Exercise -
Every line that includes the word "time" is to be listed.

Entries -
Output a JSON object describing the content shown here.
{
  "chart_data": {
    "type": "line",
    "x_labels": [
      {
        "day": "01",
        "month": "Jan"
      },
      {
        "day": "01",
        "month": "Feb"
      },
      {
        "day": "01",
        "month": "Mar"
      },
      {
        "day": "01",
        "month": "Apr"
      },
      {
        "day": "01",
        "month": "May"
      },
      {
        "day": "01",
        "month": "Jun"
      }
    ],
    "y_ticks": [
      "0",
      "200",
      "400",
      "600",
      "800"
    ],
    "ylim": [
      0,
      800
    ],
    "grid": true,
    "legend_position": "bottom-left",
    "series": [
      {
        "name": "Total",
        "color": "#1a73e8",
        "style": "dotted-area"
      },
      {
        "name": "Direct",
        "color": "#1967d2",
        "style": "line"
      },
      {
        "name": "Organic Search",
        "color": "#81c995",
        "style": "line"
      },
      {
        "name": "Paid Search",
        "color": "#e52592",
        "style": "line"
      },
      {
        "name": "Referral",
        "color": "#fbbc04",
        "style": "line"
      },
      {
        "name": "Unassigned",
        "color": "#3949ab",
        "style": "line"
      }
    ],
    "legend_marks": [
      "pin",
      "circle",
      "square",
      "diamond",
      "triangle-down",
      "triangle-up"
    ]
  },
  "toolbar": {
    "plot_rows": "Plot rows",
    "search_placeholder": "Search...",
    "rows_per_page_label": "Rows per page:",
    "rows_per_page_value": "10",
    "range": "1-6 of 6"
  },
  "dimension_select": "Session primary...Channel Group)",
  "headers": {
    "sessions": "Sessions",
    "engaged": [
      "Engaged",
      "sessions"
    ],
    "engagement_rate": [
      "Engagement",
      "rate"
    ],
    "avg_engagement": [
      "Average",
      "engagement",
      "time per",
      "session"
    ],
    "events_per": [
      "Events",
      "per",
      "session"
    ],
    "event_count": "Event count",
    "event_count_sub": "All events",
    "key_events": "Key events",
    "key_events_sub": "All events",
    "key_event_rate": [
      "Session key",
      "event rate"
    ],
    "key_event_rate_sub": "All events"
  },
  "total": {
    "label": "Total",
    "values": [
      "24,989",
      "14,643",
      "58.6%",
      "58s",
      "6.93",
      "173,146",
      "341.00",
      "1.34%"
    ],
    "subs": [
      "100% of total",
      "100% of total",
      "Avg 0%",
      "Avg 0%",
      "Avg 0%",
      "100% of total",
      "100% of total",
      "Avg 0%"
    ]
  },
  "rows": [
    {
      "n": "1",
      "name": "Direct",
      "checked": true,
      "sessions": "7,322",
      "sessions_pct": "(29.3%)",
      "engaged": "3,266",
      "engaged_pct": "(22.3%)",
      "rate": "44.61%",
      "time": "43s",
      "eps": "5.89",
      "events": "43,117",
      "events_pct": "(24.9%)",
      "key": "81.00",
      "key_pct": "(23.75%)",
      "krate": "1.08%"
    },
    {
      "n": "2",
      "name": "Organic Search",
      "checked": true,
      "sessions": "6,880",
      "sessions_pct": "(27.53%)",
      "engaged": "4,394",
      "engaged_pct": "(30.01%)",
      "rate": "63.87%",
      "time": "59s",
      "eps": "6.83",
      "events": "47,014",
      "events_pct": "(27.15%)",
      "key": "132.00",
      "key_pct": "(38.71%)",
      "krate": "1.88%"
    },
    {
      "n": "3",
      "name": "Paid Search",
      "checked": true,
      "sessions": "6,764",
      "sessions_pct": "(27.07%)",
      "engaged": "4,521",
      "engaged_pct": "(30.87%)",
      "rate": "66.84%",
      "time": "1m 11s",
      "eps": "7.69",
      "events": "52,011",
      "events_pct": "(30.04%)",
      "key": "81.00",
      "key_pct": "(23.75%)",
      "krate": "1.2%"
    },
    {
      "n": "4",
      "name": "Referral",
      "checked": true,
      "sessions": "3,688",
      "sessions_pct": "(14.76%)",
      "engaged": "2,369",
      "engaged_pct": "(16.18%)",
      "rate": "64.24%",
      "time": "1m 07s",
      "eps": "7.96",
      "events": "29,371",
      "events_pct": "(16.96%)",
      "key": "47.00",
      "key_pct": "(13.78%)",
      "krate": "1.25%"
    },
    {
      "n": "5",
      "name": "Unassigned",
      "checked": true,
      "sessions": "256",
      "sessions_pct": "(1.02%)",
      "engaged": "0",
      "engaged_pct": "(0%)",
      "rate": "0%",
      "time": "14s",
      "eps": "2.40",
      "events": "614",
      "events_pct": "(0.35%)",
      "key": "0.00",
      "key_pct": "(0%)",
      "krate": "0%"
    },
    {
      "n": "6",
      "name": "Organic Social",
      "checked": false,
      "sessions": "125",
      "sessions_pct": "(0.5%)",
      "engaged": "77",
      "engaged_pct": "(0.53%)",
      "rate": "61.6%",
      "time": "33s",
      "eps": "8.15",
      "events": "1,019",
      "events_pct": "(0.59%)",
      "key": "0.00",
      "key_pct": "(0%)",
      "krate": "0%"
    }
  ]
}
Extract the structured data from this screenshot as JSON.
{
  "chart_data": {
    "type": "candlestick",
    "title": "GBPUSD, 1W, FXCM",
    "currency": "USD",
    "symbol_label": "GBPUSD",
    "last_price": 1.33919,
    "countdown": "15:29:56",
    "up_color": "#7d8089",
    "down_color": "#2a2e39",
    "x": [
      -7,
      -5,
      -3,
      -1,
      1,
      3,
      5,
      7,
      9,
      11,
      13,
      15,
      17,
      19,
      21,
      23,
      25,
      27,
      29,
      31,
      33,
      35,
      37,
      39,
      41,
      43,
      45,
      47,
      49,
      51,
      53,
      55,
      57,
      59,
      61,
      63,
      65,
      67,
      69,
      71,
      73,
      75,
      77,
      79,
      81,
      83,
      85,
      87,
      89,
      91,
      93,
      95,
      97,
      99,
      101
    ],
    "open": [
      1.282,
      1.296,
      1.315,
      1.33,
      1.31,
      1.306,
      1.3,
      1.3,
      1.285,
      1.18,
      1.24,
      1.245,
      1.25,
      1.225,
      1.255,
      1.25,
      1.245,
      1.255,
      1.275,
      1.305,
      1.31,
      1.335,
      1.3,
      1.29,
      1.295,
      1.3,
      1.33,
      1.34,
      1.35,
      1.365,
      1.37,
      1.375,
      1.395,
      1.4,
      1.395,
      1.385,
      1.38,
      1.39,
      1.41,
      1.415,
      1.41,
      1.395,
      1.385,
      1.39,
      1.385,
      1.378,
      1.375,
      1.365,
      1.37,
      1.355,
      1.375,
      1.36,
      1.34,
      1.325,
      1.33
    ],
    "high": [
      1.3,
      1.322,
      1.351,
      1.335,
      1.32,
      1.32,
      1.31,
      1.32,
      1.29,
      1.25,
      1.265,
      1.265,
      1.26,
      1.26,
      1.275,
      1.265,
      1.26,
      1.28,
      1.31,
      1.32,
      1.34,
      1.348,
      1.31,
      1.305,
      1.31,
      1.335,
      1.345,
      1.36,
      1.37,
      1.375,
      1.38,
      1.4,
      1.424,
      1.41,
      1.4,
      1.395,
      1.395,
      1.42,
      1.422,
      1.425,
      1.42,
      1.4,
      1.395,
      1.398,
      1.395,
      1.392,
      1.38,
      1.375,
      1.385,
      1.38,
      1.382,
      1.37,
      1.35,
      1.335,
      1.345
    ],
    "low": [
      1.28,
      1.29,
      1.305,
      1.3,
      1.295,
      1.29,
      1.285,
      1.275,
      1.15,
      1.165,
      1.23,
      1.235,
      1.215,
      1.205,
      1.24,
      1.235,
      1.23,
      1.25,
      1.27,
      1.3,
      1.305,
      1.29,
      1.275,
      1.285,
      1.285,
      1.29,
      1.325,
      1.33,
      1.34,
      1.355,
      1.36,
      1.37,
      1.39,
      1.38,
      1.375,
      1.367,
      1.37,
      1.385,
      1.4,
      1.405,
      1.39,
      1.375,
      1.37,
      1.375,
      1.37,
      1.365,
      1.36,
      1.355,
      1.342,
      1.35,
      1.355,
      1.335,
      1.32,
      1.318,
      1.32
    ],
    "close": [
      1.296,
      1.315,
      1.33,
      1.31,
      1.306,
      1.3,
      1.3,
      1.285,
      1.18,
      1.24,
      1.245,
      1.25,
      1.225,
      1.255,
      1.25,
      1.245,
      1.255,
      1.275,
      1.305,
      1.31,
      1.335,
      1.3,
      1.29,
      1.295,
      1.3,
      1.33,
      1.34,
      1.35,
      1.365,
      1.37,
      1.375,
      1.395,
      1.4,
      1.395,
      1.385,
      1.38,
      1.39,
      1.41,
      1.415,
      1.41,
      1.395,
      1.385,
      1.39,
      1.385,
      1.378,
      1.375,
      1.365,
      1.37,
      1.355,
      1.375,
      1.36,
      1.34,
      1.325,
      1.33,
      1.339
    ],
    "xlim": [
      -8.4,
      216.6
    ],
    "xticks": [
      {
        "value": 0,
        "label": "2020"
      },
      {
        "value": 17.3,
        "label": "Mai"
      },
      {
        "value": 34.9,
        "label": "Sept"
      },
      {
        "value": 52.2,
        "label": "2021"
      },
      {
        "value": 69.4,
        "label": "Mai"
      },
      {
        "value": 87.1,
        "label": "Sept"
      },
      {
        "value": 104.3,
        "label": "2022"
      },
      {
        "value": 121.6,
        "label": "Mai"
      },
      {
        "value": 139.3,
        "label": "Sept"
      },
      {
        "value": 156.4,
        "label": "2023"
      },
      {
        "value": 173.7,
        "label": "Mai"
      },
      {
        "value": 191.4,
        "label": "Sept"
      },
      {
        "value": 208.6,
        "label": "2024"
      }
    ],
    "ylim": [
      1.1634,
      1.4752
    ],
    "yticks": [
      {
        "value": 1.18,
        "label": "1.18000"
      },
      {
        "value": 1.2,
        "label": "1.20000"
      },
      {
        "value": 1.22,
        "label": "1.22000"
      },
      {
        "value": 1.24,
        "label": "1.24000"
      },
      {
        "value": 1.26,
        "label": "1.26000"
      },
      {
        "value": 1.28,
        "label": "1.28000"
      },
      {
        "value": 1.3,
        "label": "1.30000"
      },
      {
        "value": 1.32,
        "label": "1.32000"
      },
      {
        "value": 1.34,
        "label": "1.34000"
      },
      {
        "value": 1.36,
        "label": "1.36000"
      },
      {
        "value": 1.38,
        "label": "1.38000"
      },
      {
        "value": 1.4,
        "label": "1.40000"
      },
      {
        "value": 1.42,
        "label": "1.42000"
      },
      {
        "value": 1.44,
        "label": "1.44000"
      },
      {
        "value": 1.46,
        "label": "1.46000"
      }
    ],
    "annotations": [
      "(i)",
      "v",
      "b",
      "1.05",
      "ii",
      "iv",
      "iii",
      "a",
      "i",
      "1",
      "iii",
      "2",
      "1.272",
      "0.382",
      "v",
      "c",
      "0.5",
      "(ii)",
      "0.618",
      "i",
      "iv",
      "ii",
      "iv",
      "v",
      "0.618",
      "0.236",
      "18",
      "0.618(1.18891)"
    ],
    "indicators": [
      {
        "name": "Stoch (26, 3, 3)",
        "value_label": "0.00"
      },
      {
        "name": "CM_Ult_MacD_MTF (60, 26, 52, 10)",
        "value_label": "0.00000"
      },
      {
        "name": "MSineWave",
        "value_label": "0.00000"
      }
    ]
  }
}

The response -
      "time per",
      "time": "43s",
      "time": "59s",
      "time": "1m 11s",
      "time": "1m 07s",
      "time": "14s",
      "time": "33s",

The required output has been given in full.